*BRIEF*. Retype the full set of records. Keep every character identical.

** begin MATERIAL FOR THIS EXERCISE **

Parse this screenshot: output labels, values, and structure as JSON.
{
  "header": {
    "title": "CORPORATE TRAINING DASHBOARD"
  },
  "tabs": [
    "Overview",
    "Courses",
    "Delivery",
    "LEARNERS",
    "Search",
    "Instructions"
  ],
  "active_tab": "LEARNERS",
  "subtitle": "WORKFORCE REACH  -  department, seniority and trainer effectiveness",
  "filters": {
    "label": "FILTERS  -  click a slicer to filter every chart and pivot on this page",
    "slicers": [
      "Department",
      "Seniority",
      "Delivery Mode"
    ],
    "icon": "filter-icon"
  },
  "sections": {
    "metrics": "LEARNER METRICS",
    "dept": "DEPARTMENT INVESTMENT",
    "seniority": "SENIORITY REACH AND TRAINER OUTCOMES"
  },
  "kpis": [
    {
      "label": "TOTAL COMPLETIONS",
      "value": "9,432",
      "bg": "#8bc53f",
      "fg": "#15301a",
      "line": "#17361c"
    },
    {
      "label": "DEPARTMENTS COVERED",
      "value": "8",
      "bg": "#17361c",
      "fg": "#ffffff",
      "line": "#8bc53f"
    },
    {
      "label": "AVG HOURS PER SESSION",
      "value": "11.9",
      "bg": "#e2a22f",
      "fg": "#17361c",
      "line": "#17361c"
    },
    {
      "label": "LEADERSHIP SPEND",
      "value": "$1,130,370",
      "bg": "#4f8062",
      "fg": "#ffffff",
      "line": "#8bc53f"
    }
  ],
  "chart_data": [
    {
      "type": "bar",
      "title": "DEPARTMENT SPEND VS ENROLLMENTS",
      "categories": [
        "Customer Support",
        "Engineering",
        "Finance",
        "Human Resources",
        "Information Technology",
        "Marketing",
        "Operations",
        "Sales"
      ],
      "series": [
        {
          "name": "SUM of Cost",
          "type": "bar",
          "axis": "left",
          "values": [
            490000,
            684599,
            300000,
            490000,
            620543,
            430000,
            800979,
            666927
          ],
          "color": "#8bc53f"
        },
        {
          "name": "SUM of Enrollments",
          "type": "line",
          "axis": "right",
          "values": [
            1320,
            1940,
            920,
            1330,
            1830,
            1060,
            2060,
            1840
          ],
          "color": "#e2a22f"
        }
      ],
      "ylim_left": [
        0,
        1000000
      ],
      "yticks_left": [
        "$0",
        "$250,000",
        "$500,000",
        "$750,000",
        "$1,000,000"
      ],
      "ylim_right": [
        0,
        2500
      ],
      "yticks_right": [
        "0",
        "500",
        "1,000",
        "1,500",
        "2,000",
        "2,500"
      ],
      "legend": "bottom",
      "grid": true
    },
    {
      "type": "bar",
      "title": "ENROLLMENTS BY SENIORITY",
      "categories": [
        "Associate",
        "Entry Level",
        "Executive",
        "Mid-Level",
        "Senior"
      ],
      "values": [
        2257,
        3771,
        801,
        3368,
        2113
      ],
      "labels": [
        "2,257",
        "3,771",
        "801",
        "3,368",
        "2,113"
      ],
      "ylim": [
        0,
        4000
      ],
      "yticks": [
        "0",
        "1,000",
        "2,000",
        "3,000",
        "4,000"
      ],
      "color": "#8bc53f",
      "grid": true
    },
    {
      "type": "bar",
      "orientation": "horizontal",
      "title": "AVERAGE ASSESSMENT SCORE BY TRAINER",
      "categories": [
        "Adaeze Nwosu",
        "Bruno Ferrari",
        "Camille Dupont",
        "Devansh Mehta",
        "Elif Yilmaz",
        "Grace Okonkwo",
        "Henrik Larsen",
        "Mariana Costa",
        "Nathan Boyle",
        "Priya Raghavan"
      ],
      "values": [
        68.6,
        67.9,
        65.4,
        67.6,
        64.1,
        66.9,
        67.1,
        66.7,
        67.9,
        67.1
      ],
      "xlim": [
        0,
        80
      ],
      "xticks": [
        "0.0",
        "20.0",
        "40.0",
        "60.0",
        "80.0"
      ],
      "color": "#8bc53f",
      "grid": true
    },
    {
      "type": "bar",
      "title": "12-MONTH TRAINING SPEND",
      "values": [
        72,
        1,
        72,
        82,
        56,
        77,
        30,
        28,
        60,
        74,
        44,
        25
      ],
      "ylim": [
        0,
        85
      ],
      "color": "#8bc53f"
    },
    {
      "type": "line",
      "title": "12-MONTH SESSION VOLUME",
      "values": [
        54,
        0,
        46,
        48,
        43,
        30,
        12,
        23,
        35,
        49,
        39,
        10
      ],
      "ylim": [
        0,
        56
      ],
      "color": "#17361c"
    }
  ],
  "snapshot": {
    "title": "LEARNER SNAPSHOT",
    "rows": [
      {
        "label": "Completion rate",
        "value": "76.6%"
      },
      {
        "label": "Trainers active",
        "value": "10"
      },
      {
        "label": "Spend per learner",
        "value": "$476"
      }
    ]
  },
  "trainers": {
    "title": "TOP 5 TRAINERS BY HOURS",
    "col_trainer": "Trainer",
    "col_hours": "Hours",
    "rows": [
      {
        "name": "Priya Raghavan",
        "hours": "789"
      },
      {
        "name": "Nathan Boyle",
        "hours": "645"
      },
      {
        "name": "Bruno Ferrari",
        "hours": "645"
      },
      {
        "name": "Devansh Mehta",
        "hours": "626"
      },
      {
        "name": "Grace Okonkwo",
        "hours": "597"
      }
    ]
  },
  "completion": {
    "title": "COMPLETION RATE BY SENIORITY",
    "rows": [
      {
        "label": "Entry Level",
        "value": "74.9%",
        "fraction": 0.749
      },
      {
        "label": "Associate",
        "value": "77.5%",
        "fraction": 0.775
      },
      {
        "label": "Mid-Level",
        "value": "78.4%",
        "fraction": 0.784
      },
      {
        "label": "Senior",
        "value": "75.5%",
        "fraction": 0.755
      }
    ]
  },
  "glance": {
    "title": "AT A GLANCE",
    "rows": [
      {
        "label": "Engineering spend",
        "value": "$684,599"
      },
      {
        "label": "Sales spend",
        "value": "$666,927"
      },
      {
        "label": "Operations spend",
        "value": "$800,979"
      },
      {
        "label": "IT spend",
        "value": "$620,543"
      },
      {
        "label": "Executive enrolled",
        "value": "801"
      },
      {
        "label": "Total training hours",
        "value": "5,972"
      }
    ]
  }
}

** end MATERIAL FOR THIS EXERCISE **

*ANSWER TO THE PROBLEM*.
Parse this screenshot: output labels, values, and structure as JSON.
{
  "header": {
    "title": "CORPORATE TRAINING DASHBOARD"
  },
  "tabs": [
    "Overview",
    "Courses",
    "Delivery",
    "LEARNERS",
    "Search",
    "Instructions"
  ],
  "active_tab": "LEARNERS",
  "subtitle": "WORKFORCE REACH  -  department, seniority and trainer effectiveness",
  "filters": {
    "label": "FILTERS  -  click a slicer to filter every chart and pivot on this page",
    "slicers": [
      "Department",
      "Seniority",
      "Delivery Mode"
    ],
    "icon": "filter-icon"
  },
  "sections": {
    "metrics": "LEARNER METRICS",
    "dept": "DEPARTMENT INVESTMENT",
    "seniority": "SENIORITY REACH AND TRAINER OUTCOMES"
  },
  "kpis": [
    {
      "label": "TOTAL COMPLETIONS",
      "value": "9,432",
      "bg": "#8bc53f",
      "fg": "#15301a",
      "line": "#17361c"
    },
    {
      "label": "DEPARTMENTS COVERED",
      "value": "8",
      "bg": "#17361c",
      "fg": "#ffffff",
      "line": "#8bc53f"
    },
    {
      "label": "AVG HOURS PER SESSION",
      "value": "11.9",
      "bg": "#e2a22f",
      "fg": "#17361c",
      "line": "#17361c"
    },
    {
      "label": "LEADERSHIP SPEND",
      "value": "$1,130,370",
      "bg": "#4f8062",
      "fg": "#ffffff",
      "line": "#8bc53f"
    }
  ],
  "chart_data": [
    {
      "type": "bar",
      "title": "DEPARTMENT SPEND VS ENROLLMENTS",
      "categories": [
        "Customer Support",
        "Engineering",
        "Finance",
        "Human Resources",
        "Information Technology",
        "Marketing",
        "Operations",
        "Sales"
      ],
      "series": [
        {
          "name": "SUM of Cost",
          "type": "bar",
          "axis": "left",
          "values": [
            490000,
            684599,
            300000,
            490000,
            620543,
            430000,
            800979,
            666927
          ],
          "color": "#8bc53f"
        },
        {
          "name": "SUM of Enrollments",
          "type": "line",
          "axis": "right",
          "values": [
            1320,
            1940,
            920,
            1330,
            1830,
            1060,
            2060,
            1840
          ],
          "color": "#e2a22f"
        }
      ],
      "ylim_left": [
        0,
        1000000
      ],
      "yticks_left": [
        "$0",
        "$250,000",
        "$500,000",
        "$750,000",
        "$1,000,000"
      ],
      "ylim_right": [
        0,
        2500
      ],
      "yticks_right": [
        "0",
        "500",
        "1,000",
        "1,500",
        "2,000",
        "2,500"
      ],
      "legend": "bottom",
      "grid": true
    },
    {
      "type": "bar",
      "title": "ENROLLMENTS BY SENIORITY",
      "categories": [
        "Associate",
        "Entry Level",
        "Executive",
        "Mid-Level",
        "Senior"
      ],
      "values": [
        2257,
        3771,
        801,
        3368,
        2113
      ],
      "labels": [
        "2,257",
        "3,771",
        "801",
        "3,368",
        "2,113"
      ],
      "ylim": [
        0,
        4000
      ],
      "yticks": [
        "0",
        "1,000",
        "2,000",
        "3,000",
        "4,000"
      ],
      "color": "#8bc53f",
      "grid": true
    },
    {
      "type": "bar",
      "orientation": "horizontal",
      "title": "AVERAGE ASSESSMENT SCORE BY TRAINER",
      "categories": [
        "Adaeze Nwosu",
        "Bruno Ferrari",
        "Camille Dupont",
        "Devansh Mehta",
        "Elif Yilmaz",
        "Grace Okonkwo",
        "Henrik Larsen",
        "Mariana Costa",
        "Nathan Boyle",
        "Priya Raghavan"
      ],
      "values": [
        68.6,
        67.9,
        65.4,
        67.6,
        64.1,
        66.9,
        67.1,
        66.7,
        67.9,
        67.1
      ],
      "xlim": [
        0,
        80
      ],
      "xticks": [
        "0.0",
        "20.0",
        "40.0",
        "60.0",
        "80.0"
      ],
      "color": "#8bc53f",
      "grid": true
    },
    {
      "type": "bar",
      "title": "12-MONTH TRAINING SPEND",
      "values": [
        72,
        1,
        72,
        82,
        56,
        77,
        30,
        28,
        60,
        74,
        44,
        25
      ],
      "ylim": [
        0,
        85
      ],
      "color": "#8bc53f"
    },
    {
      "type": "line",
      "title": "12-MONTH SESSION VOLUME",
      "values": [
        54,
        0,
        46,
        48,
        43,
        30,
        12,
        23,
        35,
        49,
        39,
        10
      ],
      "ylim": [
        0,
        56
      ],
      "color": "#17361c"
    }
  ],
  "snapshot": {
    "title": "LEARNER SNAPSHOT",
    "rows": [
      {
        "label": "Completion rate",
        "value": "76.6%"
      },
      {
        "label": "Trainers active",
        "value": "10"
      },
      {
        "label": "Spend per learner",
        "value": "$476"
      }
    ]
  },
  "trainers": {
    "title": "TOP 5 TRAINERS BY HOURS",
    "col_trainer": "Trainer",
    "col_hours": "Hours",
    "rows": [
      {
        "name": "Priya Raghavan",
        "hours": "789"
      },
      {
        "name": "Nathan Boyle",
        "hours": "645"
      },
      {
        "name": "Bruno Ferrari",
        "hours": "645"
      },
      {
        "name": "Devansh Mehta",
        "hours": "626"
      },
      {
        "name": "Grace Okonkwo",
        "hours": "597"
      }
    ]
  },
  "completion": {
    "title": "COMPLETION RATE BY SENIORITY",
    "rows": [
      {
        "label": "Entry Level",
        "value": "74.9%",
        "fraction": 0.749
      },
      {
        "label": "Associate",
        "value": "77.5%",
        "fraction": 0.775
      },
      {
        "label": "Mid-Level",
        "value": "78.4%",
        "fraction": 0.784
      },
      {
        "label": "Senior",
        "value": "75.5%",
        "fraction": 0.755
      }
    ]
  },
  "glance": {
    "title": "AT A GLANCE",
    "rows": [
      {
        "label": "Engineering spend",
        "value": "$684,599"
      },
      {
        "label": "Sales spend",
        "value": "$666,927"
      },
      {
        "label": "Operations spend",
        "value": "$800,979"
      },
      {
        "label": "IT spend",
        "value": "$620,543"
      },
      {
        "label": "Executive enrolled",
        "value": "801"
      },
      {
        "label": "Total training hours",
        "value": "5,972"
      }
    ]
  }
}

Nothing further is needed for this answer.